### Task objective
Count how many lines hold the string "zero". Give that number alone.
──────────────────────────────
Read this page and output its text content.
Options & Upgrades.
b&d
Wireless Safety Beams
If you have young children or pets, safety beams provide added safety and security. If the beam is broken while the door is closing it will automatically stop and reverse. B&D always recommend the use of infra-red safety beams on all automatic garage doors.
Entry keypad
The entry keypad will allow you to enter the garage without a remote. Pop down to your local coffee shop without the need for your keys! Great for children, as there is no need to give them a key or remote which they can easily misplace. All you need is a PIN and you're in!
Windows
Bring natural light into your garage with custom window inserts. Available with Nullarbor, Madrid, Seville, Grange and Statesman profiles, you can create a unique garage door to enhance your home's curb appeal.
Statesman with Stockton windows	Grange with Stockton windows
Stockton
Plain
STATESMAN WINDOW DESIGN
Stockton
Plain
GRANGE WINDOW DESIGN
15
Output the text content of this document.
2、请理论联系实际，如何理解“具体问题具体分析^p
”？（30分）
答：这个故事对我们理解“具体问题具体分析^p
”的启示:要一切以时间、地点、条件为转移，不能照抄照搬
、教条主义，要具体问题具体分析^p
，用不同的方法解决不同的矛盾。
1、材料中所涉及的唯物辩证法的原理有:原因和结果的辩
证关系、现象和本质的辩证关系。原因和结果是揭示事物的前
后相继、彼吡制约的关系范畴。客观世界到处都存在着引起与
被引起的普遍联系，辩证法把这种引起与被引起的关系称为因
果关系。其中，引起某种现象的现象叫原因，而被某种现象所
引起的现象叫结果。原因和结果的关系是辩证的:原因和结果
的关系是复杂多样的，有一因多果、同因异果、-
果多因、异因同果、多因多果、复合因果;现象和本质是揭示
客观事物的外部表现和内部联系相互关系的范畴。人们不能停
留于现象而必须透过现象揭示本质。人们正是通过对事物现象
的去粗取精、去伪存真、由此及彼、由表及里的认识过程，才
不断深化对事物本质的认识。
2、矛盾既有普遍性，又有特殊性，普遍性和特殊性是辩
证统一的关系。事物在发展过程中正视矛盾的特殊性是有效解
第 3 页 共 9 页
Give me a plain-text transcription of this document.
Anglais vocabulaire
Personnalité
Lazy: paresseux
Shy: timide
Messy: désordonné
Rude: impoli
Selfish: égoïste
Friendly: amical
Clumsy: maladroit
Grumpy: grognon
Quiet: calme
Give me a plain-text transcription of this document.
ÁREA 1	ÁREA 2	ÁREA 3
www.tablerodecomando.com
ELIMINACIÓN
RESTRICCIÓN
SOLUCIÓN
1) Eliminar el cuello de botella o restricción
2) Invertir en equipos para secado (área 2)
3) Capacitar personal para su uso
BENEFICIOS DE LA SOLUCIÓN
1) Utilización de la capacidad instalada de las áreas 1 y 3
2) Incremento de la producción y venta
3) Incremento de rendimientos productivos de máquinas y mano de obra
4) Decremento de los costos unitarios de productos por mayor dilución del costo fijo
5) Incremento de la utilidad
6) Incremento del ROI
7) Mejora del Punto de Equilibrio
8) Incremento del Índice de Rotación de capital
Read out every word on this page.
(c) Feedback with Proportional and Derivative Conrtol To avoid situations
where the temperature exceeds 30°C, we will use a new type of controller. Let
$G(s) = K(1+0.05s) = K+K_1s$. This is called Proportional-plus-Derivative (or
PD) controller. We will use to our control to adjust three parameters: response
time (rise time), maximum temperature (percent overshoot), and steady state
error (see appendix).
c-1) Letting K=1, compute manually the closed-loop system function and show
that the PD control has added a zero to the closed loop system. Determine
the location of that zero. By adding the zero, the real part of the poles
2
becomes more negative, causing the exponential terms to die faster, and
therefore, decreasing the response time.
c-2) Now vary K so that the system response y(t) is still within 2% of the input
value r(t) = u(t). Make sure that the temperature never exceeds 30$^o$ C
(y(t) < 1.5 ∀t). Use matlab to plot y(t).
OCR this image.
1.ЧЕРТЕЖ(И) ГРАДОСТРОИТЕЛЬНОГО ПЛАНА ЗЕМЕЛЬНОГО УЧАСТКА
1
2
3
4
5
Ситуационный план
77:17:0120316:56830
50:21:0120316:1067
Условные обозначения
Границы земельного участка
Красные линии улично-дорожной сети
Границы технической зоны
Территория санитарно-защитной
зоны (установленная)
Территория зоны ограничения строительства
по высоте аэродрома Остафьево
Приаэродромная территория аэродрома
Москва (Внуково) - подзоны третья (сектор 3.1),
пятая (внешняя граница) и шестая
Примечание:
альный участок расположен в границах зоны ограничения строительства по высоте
──────────────────────────────
### The output
2